▶ _WHAT TO WORK ON_
1 – Copy the fibromyalgia text between "Fibromyalgia Syndrome (FMS)" and "or fewer sessions.", inclusive, replacing "Neurotherapy" with "Neurofeedback".
2 – Write what comes next in the fibromyalgia text, picking up after its final sentence.

▶ _TEXT SHOWN_

=== Section Start ===

Fibromyalgia Syndrome (FMS)
Neurotherapy for this painful condition has been successful, on occasion, with significant reduction in experienced pain. This is usually expressed as to whether today is a good or a bad day. Neurotherapy is not a substitute for conservative medical management, rather is designed to augment careful primary care. Training and potential symptom reduction may occur in twenty or fewer sessions.
Susan (a fictitious name) has the requisite tender spots to diagnose FMS. She has suffered for many years. Medications either don’t help or wipe her out. Susan is a professional woman with a loving family. She finds work days, lost to FMS, annoying, but alternatively finds it difficult to function efficiently with the pain. The neurotherapy increased her good days to find her stating, “I almost feel normal.”
Fibromyalgia (FMS) is generally treated medically by a rheumatologist. This medical specialty generally works with patients suffering from some sort of arthritic pain. However, FMS typically is not involving the joints, which “…arth…” refers to. FMS refers rather to other areas involving muscle or connective tissue. The term “…fibro…” refers to connective tissue, “…myo…” denotes muscle, and “…algia…” denotes pain. There is not a clear physiological understanding of FMS. There is abundant agreement on the commonality of symptoms suffered by those with FMS, as well as generally a lack of positive treatment.

=== Section End ===

▶ _Records excerpted from a collection_
=== Section Start ===

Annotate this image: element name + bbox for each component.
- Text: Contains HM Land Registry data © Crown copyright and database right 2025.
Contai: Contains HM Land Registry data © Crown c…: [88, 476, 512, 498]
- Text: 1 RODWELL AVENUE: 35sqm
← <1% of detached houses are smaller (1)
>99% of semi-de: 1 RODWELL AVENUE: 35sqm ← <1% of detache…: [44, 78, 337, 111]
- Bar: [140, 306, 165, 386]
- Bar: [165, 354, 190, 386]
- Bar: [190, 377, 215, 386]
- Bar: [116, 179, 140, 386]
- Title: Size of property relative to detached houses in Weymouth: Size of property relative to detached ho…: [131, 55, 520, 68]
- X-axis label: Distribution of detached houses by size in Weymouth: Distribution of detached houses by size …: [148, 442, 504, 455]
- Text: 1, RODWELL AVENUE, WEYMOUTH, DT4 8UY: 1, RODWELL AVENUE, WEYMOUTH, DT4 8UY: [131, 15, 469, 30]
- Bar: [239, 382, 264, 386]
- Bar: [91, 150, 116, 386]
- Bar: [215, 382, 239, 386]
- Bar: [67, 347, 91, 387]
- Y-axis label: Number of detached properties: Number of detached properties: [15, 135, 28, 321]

=== Section End ===

▶ _NUMBERED RESPONSES_
1 –
Fibromyalgia Syndrome (FMS)
Neurofeedback for this painful condition has been successful, on occasion, with significant reduction in experienced pain. This is usually expressed as to whether today is a good or a bad day. Neurofeedback is not a substitute for conservative medical management, rather is designed to augment careful primary care. Training and potential symptom reduction may occur in twenty or fewer sessions.

2 –
Theoretically, the tender points, when stimulated, seem to trigger the pain signal ascending to the brain, through the lower central nervous system and the brainstem. Anti inflammatories and anesthetics often are mildly helpful. Some of the more powerful pharmaceuticals have too many adverse side effects. Therefore, medication management is a balancing act. The general stress response to the environment does seem to modulate the pain. Therefore, neurotherapy appears to be helpful to FMS patients, learning regulatory techniques, through brainwave training. FMS does have a unique, but trainable, signature. Neurotherapy is not magic, rather it offers hope for the FMS sufferer.
There is new evidence that the autonomic nervous system (ANS) and fatigue contribute or control FMS symptoms. The ANS has often been viewed as under involuntary control. However, with the careful attention to ANS stimulation, with psychophysiologic training, FMS symptoms may moderate, under voluntary control.